Changing location of labels in box plot graphs

Jonas Boehlke

Join Date: May 2019

Posts: 22
#1

Changing location of labels in box plot graphs

22 May 2019, 04:08

Hello,

I'm trying to create box plots displaying changes in occupational shares for occupation 1-9, separated by the indicator variable "advanced economies" which is 1 for advanced economies and 0 otherwise. The graph in its original form looks like this

The code I used is

Code:

graph hbox mean_d_occ, over(o_id, relabel(1 "Occ1" 2 "Occ2" 3 "Occ3" 4 "Occ4" 5 "Occ5" 6 "Occ6" 7 "Occ7" 8 "Occ8" 9 "Occ9")) /// ytitle(, alignment(middle)) nooutsides by(ae)

Now I wanted to change the colors of certain occupation to red, for which I changed the code as follows

Code:

graph hbox mean_d_occ, over(o_id, relabel(1 "Occ1" 2 "Occ2" 3 "Occ3" 4 "Occ4" 5 "Occ5" 6 "Occ6" 7 "Occ7" 8 "Occ8" 9 "Occ9")) /// asyvar box(1, color(navy)) box(2, color(navy)) box(3, color(navy)) box(5, color(navy)) box(4, color(maroon)) box(6, color(maroon)) box(7, color(maroon)) box(8, color(navy)) box(9, color(maroon)) /// ytitle(, alignment(middle)) nooutsides by(ae)

But by adding the color line (beginning with asyvar) to my code, the occupation labels moved to the legend
box, which looks like this:

Now I would like to get the labels back to the vertical axis. Any ideas on this?

Also I would like to move the advanced economies to the left and name them "advanced economies" instead of 1 and the others "emerging and developing economies" instead of 0.

- **RECORDS**
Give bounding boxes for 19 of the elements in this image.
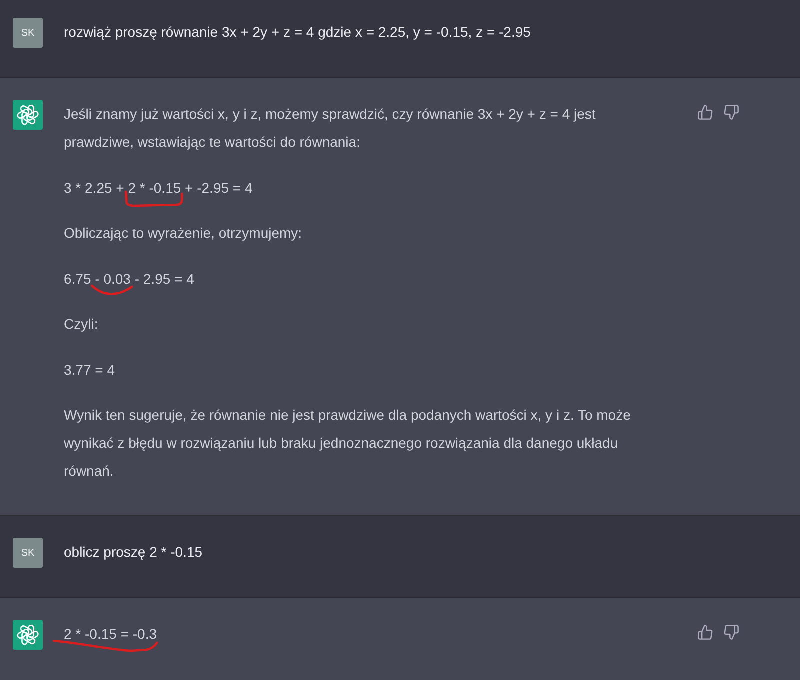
handwritten-arc-mark: [90, 284, 134, 296]
user-message-text: oblicz proszę 2 * -0.15: [64, 543, 203, 562]
reply-text: Wynik ten sugeruje, że równanie nie jest prawdziwe dla podanych wartości x, y i z. To może wynikać z błędu w rozwiązaniu lub braku jednoznacznego rozwiązania dla danego układu równań.: [64, 406, 632, 481]
user-avatar: SK: [13, 538, 43, 568]
knot-logo-icon: [13, 100, 43, 130]
thumbs-down-icon[interactable]: [724, 625, 739, 640]
thumbs-down-icon[interactable]: [724, 105, 739, 120]
thumbs-up-icon[interactable]: [698, 105, 713, 120]
user-avatar: SK: [13, 18, 43, 48]
thumbs-up-icon[interactable]: [698, 625, 713, 640]
reply-text: Czyli:: [64, 315, 98, 334]
reply-text: Jeśli znamy już wartości x, y i z, możemy sprawdzić, czy równanie 3x + 2y + z = 4 jest prawdziwe, wstawiając te wartości do równania:: [64, 105, 597, 152]
knot-logo-icon: [13, 620, 43, 650]
user-message-text: rozwiąż proszę równanie 3x + 2y + z = 4 gdzie x = 2.25, y = -0.15, z = -2.95: [64, 23, 531, 42]
reply-text: 3.77 = 4: [64, 360, 115, 380]
reply-text: Obliczając to wyrażenie, otrzymujemy:: [64, 224, 302, 243]
reply-text: 6.75 - 0.03 - 2.95 = 4: [64, 270, 194, 288]
reply-text: 2 * -0.15 = -0.3: [64, 625, 158, 643]
reply-text: 3 * 2.25 + 2 * -0.15 + -2.95 = 4: [64, 178, 253, 196]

- **GIVEN PROBLEM 1**
In the box plot post, what happened to the occupation labels after the color line beginning with asyvar was added?
- **GIVEN PROBLEM 2**
For each statement, say whether it agrees with the box plot post. Answer yes or no, and quote the deciding words of the post. (a) The indicator variable for advanced economies is 1 for advanced economies and 0 otherwise. (b) In the modified code, box 4 is colored navy. (c) The poster wants the advanced economies moved to the right.
- **GIVEN PROBLEM 3**
Extend the box plot post from where it stops.
The entries come from a separate source.

- **WRITTEN REPLY 1**
They moved to the legend box.

- **WRITTEN REPLY 2**
(a) Yes: "which is 1 for advanced economies and 0 otherwise"
(b) No: "box(4, color(maroon))"
(c) No: "move the advanced economies to the left"

- **WRITTEN REPLY 3**
Lastly, is there a way to get rid of the labels "Graphs by Advanced Economies" and "exclude outside values?

Thanks in advance for your help! :-)

Regards,
Jonas

Attached Files
Tags: None
Nick Cox

Join Date: Mar 2014

Posts: 35727
#2

22 May 2019, 05:47

No data example here, but you want

horizontal box plots omitting outside values (!!!)

with one categorical variable defining rows, another categorical variable defining panels and yet another colouring differently within panels.

This shows some technique.

Code:

clear set obs `=9 * 2 * 5' set seed 2803 gen y = rnormal() egen x1 = seq(), to(9) block(5) egen x2 = seq(), to(2) block(45) separate y, by(inlist(x1, 4, 6, 7, 9)) veryshortlabel graph hbox y?, nooutsides over(x1) by(x2, note("") legend(off)) nofill note("")

Here's the graph.

I'd advise that omitting outside values should be explained somewhere. Otherwise the rest is just value labels, variable labels, preferred colours, and so forth.

Attached Files
Comment

Jonas Boehlke

Join Date: May 2019
Posts: 22

23 May 2019, 01:48

Thanks for your reply Nick! The graphs you've created look exactly as I want.
However, I'm having some trouble adapting the code you proposed to my case, as you seem to use a bit of a different setup than the STATA embedded box plot function.
Would it be possible to set up the code with my data with a data example? That would help me to place my variable names in the code.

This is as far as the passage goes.